Extracted information:
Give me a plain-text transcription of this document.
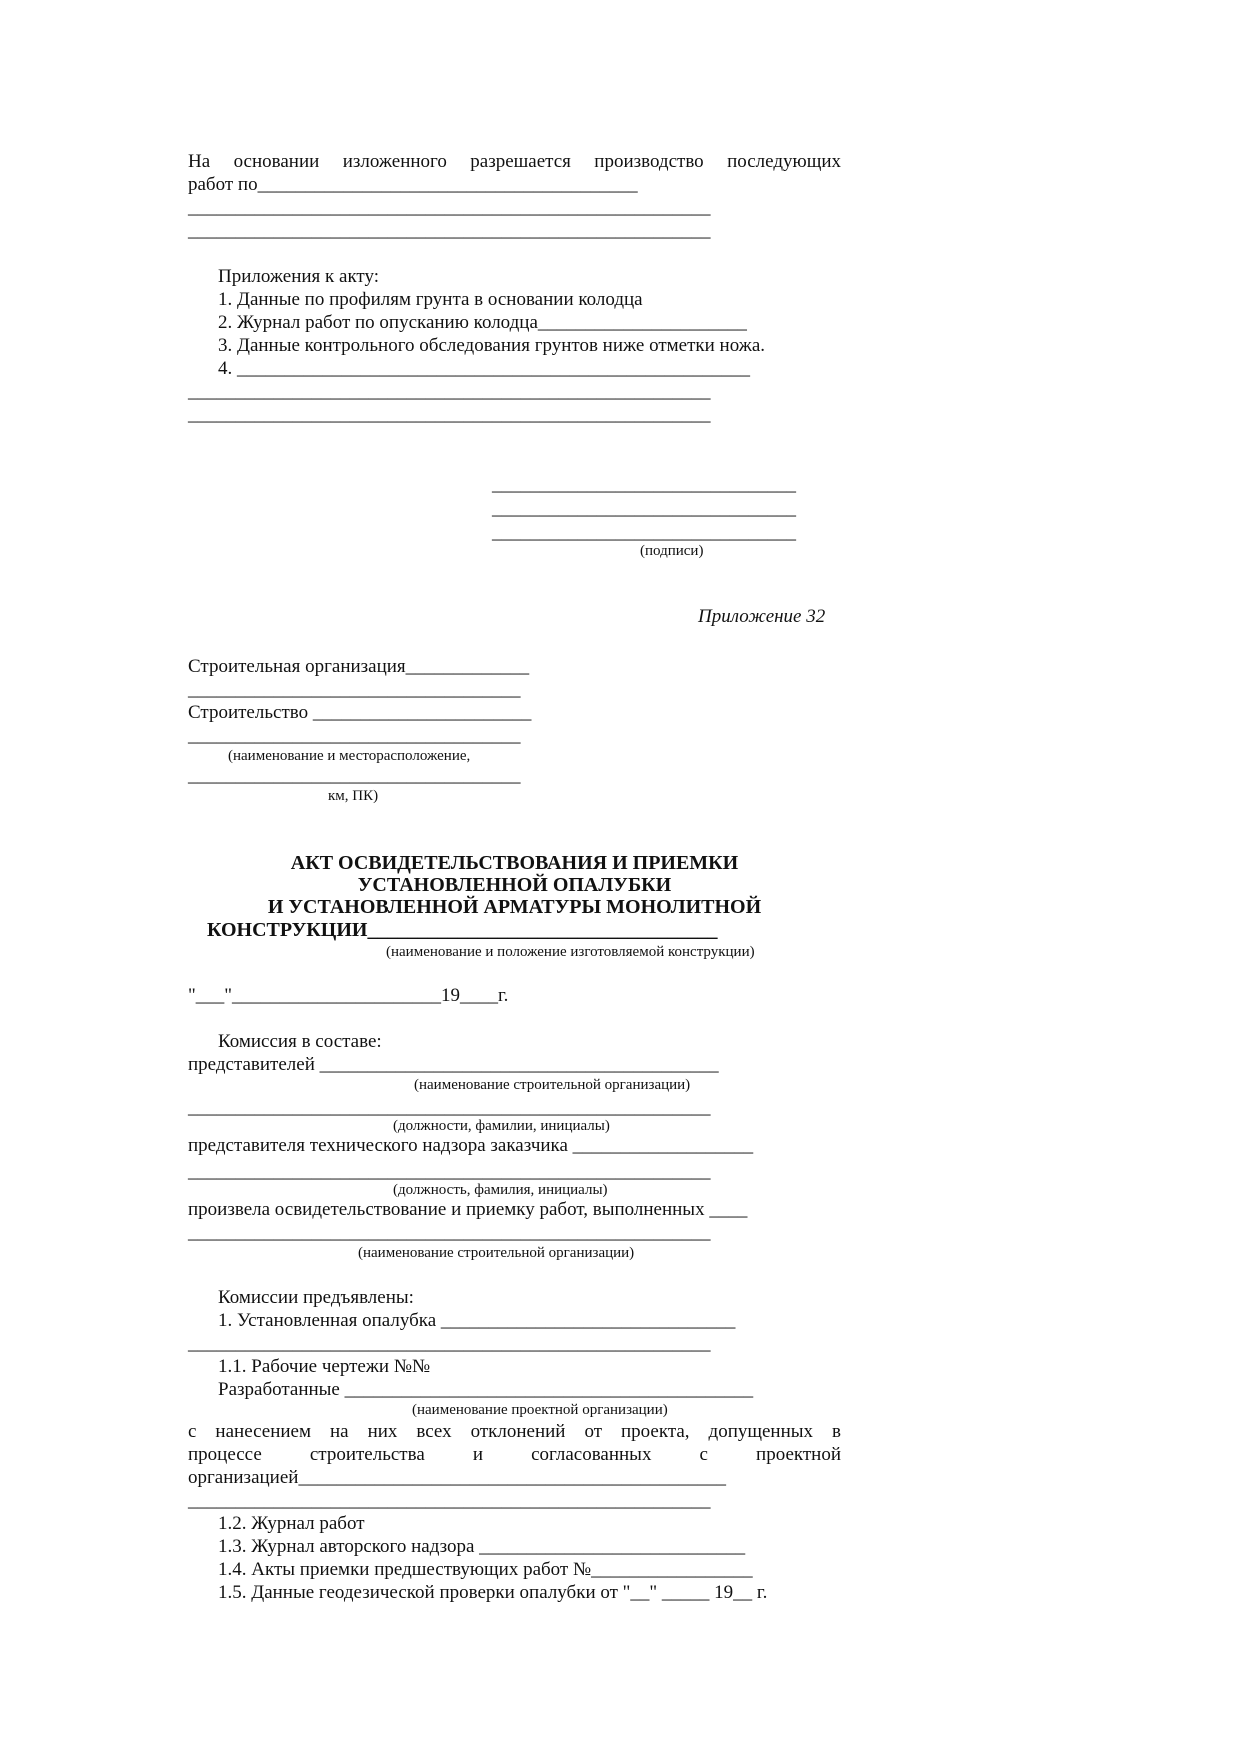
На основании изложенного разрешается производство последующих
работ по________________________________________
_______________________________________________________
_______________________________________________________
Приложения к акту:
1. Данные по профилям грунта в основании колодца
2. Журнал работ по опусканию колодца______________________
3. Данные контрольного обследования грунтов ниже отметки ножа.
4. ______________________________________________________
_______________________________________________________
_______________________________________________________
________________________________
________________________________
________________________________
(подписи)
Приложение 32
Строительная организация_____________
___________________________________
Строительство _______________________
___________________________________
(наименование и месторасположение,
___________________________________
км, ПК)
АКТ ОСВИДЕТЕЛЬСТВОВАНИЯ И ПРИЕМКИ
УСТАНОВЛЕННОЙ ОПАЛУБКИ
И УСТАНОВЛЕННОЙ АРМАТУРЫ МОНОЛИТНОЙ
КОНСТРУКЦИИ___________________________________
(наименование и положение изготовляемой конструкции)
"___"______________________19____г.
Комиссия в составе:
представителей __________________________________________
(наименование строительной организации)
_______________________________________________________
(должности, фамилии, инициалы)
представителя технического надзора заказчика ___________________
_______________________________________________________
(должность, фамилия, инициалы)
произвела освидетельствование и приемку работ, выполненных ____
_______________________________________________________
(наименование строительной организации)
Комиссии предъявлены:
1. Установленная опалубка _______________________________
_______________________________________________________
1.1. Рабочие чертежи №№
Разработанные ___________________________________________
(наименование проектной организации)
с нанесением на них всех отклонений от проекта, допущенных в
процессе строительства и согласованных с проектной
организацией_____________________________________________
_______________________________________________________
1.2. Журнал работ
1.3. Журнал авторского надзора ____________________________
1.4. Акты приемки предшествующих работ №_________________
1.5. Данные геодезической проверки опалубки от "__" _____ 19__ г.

Short exercise: Reproduce the listing above exactly, excluding all pictures.

Expected answer:
Give me a plain-text transcription of this document.
На основании изложенного разрешается производство последующих
работ по________________________________________
_______________________________________________________
_______________________________________________________
Приложения к акту:
1. Данные по профилям грунта в основании колодца
2. Журнал работ по опусканию колодца______________________
3. Данные контрольного обследования грунтов ниже отметки ножа.
4. ______________________________________________________
_______________________________________________________
_______________________________________________________
________________________________
________________________________
________________________________
(подписи)
Приложение 32
Строительная организация_____________
___________________________________
Строительство _______________________
___________________________________
(наименование и месторасположение,
___________________________________
км, ПК)
АКТ ОСВИДЕТЕЛЬСТВОВАНИЯ И ПРИЕМКИ
УСТАНОВЛЕННОЙ ОПАЛУБКИ
И УСТАНОВЛЕННОЙ АРМАТУРЫ МОНОЛИТНОЙ
КОНСТРУКЦИИ___________________________________
(наименование и положение изготовляемой конструкции)
"___"______________________19____г.
Комиссия в составе:
представителей __________________________________________
(наименование строительной организации)
_______________________________________________________
(должности, фамилии, инициалы)
представителя технического надзора заказчика ___________________
_______________________________________________________
(должность, фамилия, инициалы)
произвела освидетельствование и приемку работ, выполненных ____
_______________________________________________________
(наименование строительной организации)
Комиссии предъявлены:
1. Установленная опалубка _______________________________
_______________________________________________________
1.1. Рабочие чертежи №№
Разработанные ___________________________________________
(наименование проектной организации)
с нанесением на них всех отклонений от проекта, допущенных в
процессе строительства и согласованных с проектной
организацией_____________________________________________
_______________________________________________________
1.2. Журнал работ
1.3. Журнал авторского надзора ____________________________
1.4. Акты приемки предшествующих работ №_________________
1.5. Данные геодезической проверки опалубки от "__" _____ 19__ г.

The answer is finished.